Document segment>

Mesenchymal stem/stromal cells (MSCs) are promising for cell-based cartilage tissue engineering strategies as they can differentiate into the chondrogenic lineage. Although the inflammatory environment often present in the diseased joint can negatively influence cartilage MSC differentiation and cartilage maintenance, we previously demonstrated that the administration of the inflammatory factor TNFα enhanced chondrogenesis of MSC when added prior chondrogenic induction. Interestingly, the master regulator of cellular metabolism sirtuin1 (SIRT1) has also been reported to enhance chondrogenesis in MSC, but it can be inhibited by TNFα. Here we aimed to investigate the combinatory effect of the TNF-α treatment with a SIRT1 activator, in order to evaluate the ability of this co-treatment to further enhance chondrogenic differentiation of MSC. Our hypothesis is that the inhibition of SIRT1 is a potential side effect of the TNFα treatment, and it can be reverted by actively keeping high levels of SIRT1 using a specific activator.

Record set>
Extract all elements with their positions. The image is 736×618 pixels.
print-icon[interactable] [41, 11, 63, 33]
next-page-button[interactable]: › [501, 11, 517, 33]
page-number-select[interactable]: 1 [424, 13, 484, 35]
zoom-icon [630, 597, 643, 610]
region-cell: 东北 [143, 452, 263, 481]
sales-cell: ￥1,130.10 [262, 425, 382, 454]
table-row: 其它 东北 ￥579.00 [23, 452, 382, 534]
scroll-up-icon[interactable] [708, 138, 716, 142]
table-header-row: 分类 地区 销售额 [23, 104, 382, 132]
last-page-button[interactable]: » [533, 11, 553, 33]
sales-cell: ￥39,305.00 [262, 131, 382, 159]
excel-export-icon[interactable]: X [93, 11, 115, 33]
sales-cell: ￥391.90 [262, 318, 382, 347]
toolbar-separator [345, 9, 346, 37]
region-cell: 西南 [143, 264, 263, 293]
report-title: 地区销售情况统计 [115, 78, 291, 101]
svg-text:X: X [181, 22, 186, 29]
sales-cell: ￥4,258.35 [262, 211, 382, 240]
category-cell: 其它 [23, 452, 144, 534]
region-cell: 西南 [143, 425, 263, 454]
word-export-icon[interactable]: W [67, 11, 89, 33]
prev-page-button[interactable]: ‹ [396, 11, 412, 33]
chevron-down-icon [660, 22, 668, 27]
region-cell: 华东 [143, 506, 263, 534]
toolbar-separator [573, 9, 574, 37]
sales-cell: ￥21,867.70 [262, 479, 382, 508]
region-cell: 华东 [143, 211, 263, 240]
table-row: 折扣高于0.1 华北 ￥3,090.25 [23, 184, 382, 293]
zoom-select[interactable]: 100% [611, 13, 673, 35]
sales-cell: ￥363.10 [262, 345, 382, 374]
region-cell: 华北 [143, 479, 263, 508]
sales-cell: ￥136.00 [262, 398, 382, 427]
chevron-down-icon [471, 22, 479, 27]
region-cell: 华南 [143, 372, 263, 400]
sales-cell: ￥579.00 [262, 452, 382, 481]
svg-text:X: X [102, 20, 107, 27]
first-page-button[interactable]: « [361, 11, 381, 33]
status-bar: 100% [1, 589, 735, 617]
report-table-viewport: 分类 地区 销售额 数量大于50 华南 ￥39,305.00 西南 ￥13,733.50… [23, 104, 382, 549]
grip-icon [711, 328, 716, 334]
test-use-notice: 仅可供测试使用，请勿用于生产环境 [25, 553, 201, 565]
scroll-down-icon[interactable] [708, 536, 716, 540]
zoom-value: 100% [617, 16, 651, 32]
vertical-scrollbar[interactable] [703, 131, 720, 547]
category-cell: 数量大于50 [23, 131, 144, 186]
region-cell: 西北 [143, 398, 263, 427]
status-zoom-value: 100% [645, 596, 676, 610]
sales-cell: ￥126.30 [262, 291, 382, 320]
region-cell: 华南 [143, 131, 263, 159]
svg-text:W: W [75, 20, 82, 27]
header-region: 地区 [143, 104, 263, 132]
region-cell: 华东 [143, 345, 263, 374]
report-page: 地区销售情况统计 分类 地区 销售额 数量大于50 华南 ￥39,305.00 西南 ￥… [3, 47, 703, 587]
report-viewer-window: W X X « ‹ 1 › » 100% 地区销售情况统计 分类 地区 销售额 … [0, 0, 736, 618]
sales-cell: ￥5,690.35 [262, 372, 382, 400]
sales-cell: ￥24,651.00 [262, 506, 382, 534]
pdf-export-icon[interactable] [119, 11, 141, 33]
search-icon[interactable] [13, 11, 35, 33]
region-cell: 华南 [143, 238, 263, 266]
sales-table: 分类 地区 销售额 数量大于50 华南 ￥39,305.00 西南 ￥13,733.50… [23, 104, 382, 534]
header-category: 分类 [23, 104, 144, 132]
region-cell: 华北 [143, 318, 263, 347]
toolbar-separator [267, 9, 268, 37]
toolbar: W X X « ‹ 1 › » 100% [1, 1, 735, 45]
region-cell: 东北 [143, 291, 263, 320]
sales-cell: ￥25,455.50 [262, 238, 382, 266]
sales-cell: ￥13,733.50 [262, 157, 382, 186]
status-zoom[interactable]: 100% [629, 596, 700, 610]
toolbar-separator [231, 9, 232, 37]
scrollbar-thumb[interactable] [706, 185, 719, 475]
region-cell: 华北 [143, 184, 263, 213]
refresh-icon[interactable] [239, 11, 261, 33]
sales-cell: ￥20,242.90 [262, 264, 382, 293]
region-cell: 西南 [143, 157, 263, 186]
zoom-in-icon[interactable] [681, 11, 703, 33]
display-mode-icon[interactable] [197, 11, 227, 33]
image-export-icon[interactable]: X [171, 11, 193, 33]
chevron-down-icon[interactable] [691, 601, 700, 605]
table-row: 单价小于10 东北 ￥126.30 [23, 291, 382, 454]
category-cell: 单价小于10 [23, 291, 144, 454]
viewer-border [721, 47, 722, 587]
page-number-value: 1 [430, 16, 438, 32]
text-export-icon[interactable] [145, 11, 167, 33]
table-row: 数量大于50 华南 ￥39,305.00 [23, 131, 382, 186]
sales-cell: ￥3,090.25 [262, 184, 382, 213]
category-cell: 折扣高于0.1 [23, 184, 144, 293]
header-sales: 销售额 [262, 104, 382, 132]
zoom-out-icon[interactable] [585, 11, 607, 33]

Tasks and exercises>
[A] Answer these questions from the passage on stem cells and cartilage:
(i) Which inflammatory factor enhanced MSC chondrogenesis when added before chondrogenic induction?
(ii) How does the passage describe sirtuin1 (SIRT1)?
(iii) According to the hypothesis, how can the inhibition of SIRT1 be reverted?
[B] Extend the passage on stem cells and cartilage, starting after its final sentence.
The records have no connection to the text.

Per-task outputs>
[A]
(i) TNFα.
(ii) As the master regulator of cellular metabolism.
(iii) By actively keeping high levels of SIRT1 using a specific activator.

[B]
Human MSCs (N=5) were isolated and expanded for 2 passages in a 10% fetal calf serum containing media supplemented with 1 ng/ml FGF-2 (basic expansion media). After, cells were further expanded for one additional passage (4-5 days) divided in 4 conditions consisting in the basic expansion media supplemented with (1) vehicle; (2) 50 ng/ml TNFα; (3) 1 µM SRT1720, a SIRT1 activator; (4) 50 ng/ml TNFα + 1 µM SRT1720. Concentration of TNFα was based on our previous publication, and concentration of SRT1720 was based on a screening evaluating specificity and toxicity of the compound. Chondrogenesis was induced by 3D pellet cultures using a TGFβ-based media for 21 days (same protocol for all the expansion conditions), and it was evaluated by (immune)histochemistry (Collagen type-2 and thionine for glycosaminoglycans) and RT-PCR (AGN and COL2A1). Prior chondrogenesis, monolayer cells were evaluated for bioenergetics parameters (XF-Seahorse Analyzer, Bioscience) and β-catenin pathway activation (western blot).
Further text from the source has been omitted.